━━ The input ━━
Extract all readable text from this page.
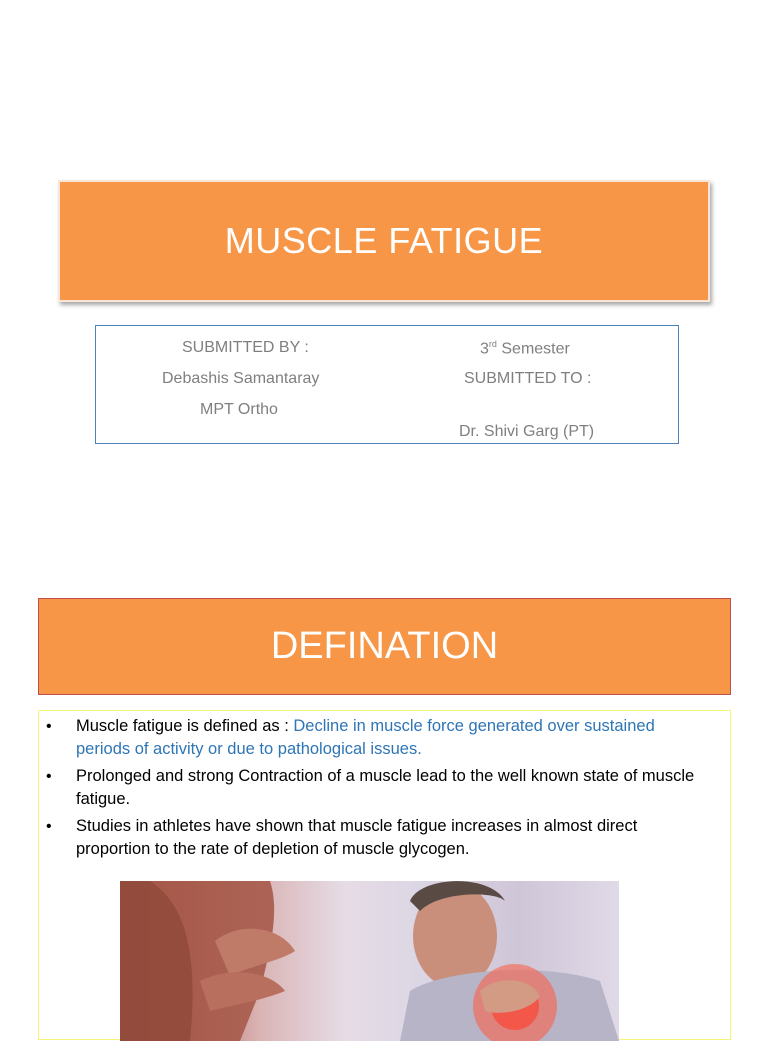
MUSCLE FATIGUE
SUBMITTED BY :
Debashis Samantaray
MPT Ortho
3rd Semester
SUBMITTED TO :
Dr. Shivi Garg (PT)
DEFINATION
• Muscle fatigue is defined as : Decline in muscle force generated over sustained periods of activity or due to pathological issues.
• Prolonged and strong Contraction of a muscle lead to the well known state of muscle fatigue.
• Studies in athletes have shown that muscle fatigue increases in almost direct proportion to the rate of depletion of muscle glycogen.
━━━
• _What you will do_
Skip the pictures and print each record exactly as it stands.

• _Solved exercise_
Extract all readable text from this page.
MUSCLE FATIGUE
SUBMITTED BY :
Debashis Samantaray
MPT Ortho
3rd Semester
SUBMITTED TO :
Dr. Shivi Garg (PT)
DEFINATION
• Muscle fatigue is defined as : Decline in muscle force generated over sustained periods of activity or due to pathological issues.
• Prolonged and strong Contraction of a muscle lead to the well known state of muscle fatigue.
• Studies in athletes have shown that muscle fatigue increases in almost direct proportion to the rate of depletion of muscle glycogen.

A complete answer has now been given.